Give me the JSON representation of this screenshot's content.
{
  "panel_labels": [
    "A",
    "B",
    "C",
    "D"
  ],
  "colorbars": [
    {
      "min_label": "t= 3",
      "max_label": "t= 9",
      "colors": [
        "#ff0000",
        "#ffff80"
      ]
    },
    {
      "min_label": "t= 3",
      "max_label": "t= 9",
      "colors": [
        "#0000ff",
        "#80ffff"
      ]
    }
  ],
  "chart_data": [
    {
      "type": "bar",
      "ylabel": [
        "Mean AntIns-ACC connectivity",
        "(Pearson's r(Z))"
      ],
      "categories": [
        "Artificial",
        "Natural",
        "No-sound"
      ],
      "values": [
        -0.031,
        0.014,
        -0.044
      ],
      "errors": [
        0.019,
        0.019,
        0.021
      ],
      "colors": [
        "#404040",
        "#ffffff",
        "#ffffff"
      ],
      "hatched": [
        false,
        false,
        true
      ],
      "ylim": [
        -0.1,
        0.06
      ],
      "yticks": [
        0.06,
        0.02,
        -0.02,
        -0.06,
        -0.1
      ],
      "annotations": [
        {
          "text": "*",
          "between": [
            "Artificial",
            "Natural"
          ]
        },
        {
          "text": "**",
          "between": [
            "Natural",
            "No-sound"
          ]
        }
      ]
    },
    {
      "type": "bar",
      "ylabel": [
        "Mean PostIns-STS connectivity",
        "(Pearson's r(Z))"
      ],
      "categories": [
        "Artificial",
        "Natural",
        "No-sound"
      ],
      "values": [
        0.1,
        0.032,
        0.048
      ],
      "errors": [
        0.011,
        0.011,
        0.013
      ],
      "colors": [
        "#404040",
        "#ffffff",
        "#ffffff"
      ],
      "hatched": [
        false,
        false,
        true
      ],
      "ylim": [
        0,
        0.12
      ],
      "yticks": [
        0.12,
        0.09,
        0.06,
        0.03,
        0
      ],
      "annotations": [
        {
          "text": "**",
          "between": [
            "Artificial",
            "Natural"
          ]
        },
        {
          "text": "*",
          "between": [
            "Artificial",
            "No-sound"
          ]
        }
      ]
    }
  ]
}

_REQUEST:_ Each line of the listing above should be output exactly.

_SOLUTION FOR THIS PROBLEM:_
Give me the JSON representation of this screenshot's content.
{
  "panel_labels": [
    "A",
    "B",
    "C",
    "D"
  ],
  "colorbars": [
    {
      "min_label": "t= 3",
      "max_label": "t= 9",
      "colors": [
        "#ff0000",
        "#ffff80"
      ]
    },
    {
      "min_label": "t= 3",
      "max_label": "t= 9",
      "colors": [
        "#0000ff",
        "#80ffff"
      ]
    }
  ],
  "chart_data": [
    {
      "type": "bar",
      "ylabel": [
        "Mean AntIns-ACC connectivity",
        "(Pearson's r(Z))"
      ],
      "categories": [
        "Artificial",
        "Natural",
        "No-sound"
      ],
      "values": [
        -0.031,
        0.014,
        -0.044
      ],
      "errors": [
        0.019,
        0.019,
        0.021
      ],
      "colors": [
        "#404040",
        "#ffffff",
        "#ffffff"
      ],
      "hatched": [
        false,
        false,
        true
      ],
      "ylim": [
        -0.1,
        0.06
      ],
      "yticks": [
        0.06,
        0.02,
        -0.02,
        -0.06,
        -0.1
      ],
      "annotations": [
        {
          "text": "*",
          "between": [
            "Artificial",
            "Natural"
          ]
        },
        {
          "text": "**",
          "between": [
            "Natural",
            "No-sound"
          ]
        }
      ]
    },
    {
      "type": "bar",
      "ylabel": [
        "Mean PostIns-STS connectivity",
        "(Pearson's r(Z))"
      ],
      "categories": [
        "Artificial",
        "Natural",
        "No-sound"
      ],
      "values": [
        0.1,
        0.032,
        0.048
      ],
      "errors": [
        0.011,
        0.011,
        0.013
      ],
      "colors": [
        "#404040",
        "#ffffff",
        "#ffffff"
      ],
      "hatched": [
        false,
        false,
        true
      ],
      "ylim": [
        0,
        0.12
      ],
      "yticks": [
        0.12,
        0.09,
        0.06,
        0.03,
        0
      ],
      "annotations": [
        {
          "text": "**",
          "between": [
            "Artificial",
            "Natural"
          ]
        },
        {
          "text": "*",
          "between": [
            "Artificial",
            "No-sound"
          ]
        }
      ]
    }
  ]
}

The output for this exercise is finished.